**Exercise brief**
Determine how many lines hold "this" and give only that number.

**Information supplied**
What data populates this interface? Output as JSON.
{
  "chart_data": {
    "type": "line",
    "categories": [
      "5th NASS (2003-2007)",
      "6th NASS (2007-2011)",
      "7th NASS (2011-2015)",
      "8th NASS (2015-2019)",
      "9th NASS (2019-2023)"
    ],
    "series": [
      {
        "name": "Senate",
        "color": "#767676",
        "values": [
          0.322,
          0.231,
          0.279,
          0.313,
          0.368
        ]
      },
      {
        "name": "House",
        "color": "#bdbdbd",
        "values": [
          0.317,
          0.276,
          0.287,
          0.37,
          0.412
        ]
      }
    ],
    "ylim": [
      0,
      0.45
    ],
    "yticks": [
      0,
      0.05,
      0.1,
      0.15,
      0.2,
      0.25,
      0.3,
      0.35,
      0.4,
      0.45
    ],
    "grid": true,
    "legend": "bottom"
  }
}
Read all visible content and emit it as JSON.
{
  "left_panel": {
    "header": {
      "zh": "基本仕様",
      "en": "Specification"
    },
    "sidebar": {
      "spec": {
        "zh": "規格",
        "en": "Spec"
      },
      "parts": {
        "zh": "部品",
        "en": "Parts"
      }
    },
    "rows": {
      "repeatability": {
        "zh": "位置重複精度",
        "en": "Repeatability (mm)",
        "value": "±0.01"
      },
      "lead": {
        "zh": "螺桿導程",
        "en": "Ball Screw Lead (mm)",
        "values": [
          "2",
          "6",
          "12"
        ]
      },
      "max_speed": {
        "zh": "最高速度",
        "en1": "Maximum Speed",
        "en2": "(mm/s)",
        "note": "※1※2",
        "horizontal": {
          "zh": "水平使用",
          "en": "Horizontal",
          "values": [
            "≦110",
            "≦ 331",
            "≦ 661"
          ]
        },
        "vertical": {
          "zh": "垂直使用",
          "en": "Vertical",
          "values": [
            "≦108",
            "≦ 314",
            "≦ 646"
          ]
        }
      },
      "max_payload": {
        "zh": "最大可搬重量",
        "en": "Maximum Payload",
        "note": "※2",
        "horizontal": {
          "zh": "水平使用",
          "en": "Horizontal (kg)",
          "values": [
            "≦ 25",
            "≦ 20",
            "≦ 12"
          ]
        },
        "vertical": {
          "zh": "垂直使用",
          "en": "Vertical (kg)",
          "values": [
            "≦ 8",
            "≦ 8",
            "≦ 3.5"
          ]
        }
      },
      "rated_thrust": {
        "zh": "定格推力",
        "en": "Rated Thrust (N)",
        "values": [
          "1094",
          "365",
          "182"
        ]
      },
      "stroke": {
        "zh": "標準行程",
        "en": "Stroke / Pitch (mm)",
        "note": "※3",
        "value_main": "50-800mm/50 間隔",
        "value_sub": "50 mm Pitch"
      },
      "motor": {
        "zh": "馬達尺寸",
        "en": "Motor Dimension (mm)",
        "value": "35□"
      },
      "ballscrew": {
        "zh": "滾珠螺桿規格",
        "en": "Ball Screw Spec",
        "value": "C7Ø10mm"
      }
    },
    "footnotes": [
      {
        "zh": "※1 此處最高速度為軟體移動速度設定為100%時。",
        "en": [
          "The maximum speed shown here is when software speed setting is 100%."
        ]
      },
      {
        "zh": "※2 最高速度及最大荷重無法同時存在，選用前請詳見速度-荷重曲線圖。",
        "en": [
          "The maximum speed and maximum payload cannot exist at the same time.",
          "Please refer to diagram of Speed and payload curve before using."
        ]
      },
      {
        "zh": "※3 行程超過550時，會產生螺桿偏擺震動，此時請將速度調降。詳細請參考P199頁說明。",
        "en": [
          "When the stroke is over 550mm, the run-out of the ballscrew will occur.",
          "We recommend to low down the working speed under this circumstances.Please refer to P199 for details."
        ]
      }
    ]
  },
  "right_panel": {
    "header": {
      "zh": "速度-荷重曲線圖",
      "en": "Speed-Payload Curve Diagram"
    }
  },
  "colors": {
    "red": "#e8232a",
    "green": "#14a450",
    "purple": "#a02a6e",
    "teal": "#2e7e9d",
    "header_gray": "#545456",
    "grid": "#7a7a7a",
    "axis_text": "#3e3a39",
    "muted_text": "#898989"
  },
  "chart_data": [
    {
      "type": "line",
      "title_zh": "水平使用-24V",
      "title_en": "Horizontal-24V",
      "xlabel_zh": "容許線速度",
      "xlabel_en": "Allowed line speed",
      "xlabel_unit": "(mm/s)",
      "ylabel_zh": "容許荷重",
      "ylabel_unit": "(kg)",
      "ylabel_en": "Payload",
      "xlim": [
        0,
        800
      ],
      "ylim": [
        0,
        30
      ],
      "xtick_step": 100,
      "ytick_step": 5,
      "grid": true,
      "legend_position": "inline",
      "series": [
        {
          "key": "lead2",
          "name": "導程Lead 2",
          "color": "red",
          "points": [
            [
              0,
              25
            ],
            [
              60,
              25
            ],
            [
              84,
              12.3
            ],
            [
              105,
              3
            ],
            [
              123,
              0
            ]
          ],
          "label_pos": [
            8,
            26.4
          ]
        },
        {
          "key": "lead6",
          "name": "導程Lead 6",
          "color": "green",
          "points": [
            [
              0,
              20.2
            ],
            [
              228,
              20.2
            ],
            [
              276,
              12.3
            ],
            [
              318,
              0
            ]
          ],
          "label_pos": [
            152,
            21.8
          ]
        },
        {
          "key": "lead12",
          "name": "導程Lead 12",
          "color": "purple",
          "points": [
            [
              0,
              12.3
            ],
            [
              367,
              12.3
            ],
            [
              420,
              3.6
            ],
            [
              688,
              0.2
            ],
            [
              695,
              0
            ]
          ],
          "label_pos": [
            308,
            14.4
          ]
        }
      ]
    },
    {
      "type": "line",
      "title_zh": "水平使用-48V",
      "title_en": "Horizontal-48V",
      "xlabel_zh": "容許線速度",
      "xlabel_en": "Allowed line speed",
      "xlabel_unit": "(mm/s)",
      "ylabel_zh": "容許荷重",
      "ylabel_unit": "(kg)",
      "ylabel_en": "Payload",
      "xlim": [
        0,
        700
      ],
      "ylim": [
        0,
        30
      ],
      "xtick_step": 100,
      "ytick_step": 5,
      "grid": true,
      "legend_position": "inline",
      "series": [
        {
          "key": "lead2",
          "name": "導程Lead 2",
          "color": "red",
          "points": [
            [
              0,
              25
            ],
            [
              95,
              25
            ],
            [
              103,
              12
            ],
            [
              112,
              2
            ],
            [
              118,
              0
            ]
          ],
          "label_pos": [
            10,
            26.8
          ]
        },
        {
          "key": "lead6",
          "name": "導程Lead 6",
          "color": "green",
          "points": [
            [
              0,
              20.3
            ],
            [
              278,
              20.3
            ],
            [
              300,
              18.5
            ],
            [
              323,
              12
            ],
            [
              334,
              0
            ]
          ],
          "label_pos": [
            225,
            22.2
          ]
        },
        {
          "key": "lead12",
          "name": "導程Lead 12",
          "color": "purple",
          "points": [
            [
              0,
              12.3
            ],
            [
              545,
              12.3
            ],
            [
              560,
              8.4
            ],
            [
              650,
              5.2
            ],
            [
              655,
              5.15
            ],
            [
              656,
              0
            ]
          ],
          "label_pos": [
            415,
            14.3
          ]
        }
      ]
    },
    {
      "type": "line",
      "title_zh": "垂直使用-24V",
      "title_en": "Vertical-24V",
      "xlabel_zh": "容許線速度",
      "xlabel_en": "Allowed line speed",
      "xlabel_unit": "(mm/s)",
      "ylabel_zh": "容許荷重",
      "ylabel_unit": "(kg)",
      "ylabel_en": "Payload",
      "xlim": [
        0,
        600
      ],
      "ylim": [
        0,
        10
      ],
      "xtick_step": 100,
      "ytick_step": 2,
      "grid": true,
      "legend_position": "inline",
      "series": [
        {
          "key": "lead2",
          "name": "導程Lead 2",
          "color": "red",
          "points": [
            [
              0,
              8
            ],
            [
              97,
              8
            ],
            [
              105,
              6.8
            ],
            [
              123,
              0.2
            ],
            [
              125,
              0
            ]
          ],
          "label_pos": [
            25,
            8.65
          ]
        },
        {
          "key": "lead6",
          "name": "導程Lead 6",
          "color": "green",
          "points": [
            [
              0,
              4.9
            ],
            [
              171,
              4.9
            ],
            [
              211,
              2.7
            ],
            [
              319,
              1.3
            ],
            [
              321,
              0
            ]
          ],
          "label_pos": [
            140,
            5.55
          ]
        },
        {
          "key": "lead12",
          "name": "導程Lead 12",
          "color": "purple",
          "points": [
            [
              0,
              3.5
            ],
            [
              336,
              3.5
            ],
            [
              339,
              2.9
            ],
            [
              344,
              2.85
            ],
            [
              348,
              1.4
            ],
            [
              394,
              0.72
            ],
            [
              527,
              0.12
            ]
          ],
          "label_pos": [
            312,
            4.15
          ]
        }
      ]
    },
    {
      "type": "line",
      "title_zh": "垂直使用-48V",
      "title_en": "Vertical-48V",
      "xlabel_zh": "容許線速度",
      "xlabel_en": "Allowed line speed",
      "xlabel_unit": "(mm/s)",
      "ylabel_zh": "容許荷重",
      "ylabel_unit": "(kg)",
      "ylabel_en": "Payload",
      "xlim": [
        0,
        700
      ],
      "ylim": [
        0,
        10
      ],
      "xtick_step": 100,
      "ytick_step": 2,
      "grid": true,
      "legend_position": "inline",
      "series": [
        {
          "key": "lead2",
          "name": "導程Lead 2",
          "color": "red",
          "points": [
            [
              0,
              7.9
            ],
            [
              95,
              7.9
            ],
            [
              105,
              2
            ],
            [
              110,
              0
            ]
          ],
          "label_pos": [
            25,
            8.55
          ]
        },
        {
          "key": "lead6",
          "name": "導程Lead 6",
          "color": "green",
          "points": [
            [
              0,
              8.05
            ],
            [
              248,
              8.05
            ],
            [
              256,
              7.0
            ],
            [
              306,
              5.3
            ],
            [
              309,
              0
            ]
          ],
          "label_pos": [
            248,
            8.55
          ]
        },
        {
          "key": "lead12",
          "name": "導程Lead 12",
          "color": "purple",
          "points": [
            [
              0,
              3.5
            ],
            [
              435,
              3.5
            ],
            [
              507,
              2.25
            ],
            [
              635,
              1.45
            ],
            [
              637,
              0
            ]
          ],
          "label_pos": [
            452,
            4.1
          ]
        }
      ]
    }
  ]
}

**Written reply**
2